Only the number is wanted: how many lines hold the word "couronne"?
-- START RECORD SET --
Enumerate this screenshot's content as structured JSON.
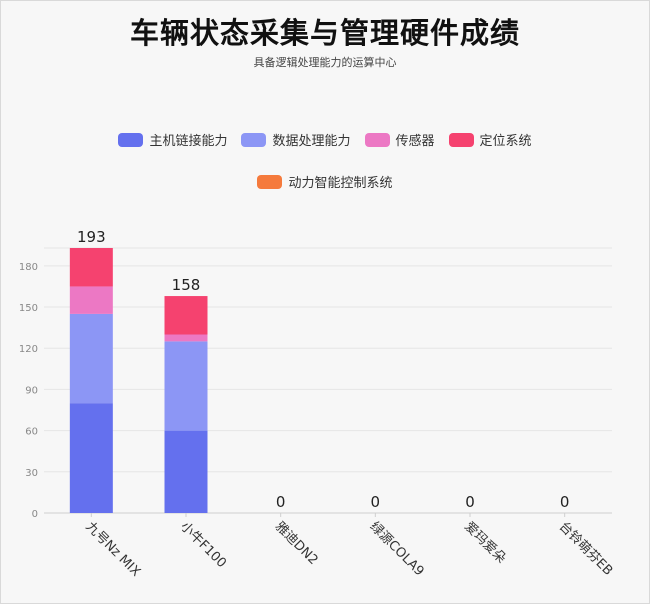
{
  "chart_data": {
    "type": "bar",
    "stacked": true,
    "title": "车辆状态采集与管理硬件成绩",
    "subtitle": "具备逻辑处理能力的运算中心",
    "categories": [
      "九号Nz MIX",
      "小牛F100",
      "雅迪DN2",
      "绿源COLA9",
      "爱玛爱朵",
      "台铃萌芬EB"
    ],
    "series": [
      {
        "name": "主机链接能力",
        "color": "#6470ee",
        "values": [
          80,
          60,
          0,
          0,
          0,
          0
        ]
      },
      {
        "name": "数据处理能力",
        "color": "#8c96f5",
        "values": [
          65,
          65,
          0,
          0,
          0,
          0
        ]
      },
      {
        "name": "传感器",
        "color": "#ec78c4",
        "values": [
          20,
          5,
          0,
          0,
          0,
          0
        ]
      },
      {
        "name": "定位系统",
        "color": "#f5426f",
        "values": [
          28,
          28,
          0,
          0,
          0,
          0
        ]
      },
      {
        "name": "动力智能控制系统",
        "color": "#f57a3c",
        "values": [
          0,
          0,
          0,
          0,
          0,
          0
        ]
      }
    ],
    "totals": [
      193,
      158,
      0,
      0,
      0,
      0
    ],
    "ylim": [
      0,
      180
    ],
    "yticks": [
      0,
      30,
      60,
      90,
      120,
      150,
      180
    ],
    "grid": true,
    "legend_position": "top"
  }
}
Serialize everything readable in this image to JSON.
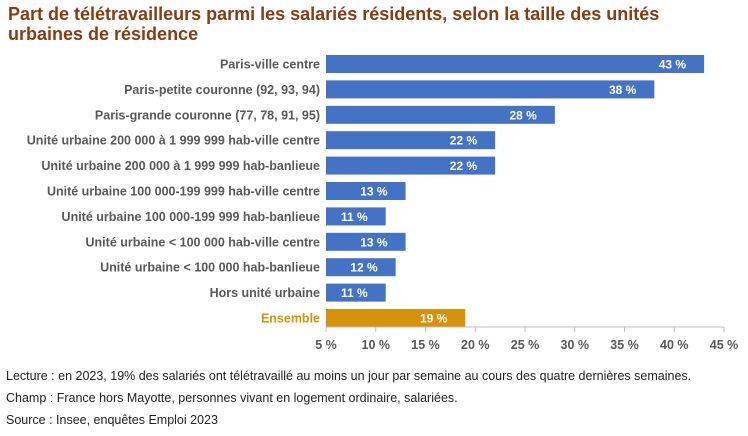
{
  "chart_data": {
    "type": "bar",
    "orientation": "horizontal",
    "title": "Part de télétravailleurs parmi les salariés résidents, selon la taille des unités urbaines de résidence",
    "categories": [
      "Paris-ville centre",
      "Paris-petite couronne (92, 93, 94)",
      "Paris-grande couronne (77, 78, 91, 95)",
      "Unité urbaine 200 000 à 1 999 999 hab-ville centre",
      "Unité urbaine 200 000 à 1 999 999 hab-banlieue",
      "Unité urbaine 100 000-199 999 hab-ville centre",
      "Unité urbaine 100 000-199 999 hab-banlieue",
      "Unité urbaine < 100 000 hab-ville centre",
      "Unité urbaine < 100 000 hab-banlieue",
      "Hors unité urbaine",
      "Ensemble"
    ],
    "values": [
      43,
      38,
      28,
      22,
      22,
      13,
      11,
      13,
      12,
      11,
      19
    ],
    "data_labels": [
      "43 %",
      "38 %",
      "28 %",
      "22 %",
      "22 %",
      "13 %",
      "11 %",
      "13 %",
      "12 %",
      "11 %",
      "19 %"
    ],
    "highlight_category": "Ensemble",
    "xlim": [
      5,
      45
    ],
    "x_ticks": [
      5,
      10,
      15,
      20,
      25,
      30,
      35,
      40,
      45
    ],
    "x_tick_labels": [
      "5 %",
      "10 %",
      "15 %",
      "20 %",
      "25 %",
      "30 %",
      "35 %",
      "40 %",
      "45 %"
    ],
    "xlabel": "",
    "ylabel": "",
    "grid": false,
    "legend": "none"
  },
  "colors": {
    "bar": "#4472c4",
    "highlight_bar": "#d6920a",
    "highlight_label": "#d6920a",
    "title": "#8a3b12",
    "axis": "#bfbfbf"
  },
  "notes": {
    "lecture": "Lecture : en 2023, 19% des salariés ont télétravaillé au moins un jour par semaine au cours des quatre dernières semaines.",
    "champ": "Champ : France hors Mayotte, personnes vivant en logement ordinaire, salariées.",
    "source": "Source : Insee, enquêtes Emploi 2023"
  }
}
-- END RECORD SET --
- [COMPLETED EXERCISE] 2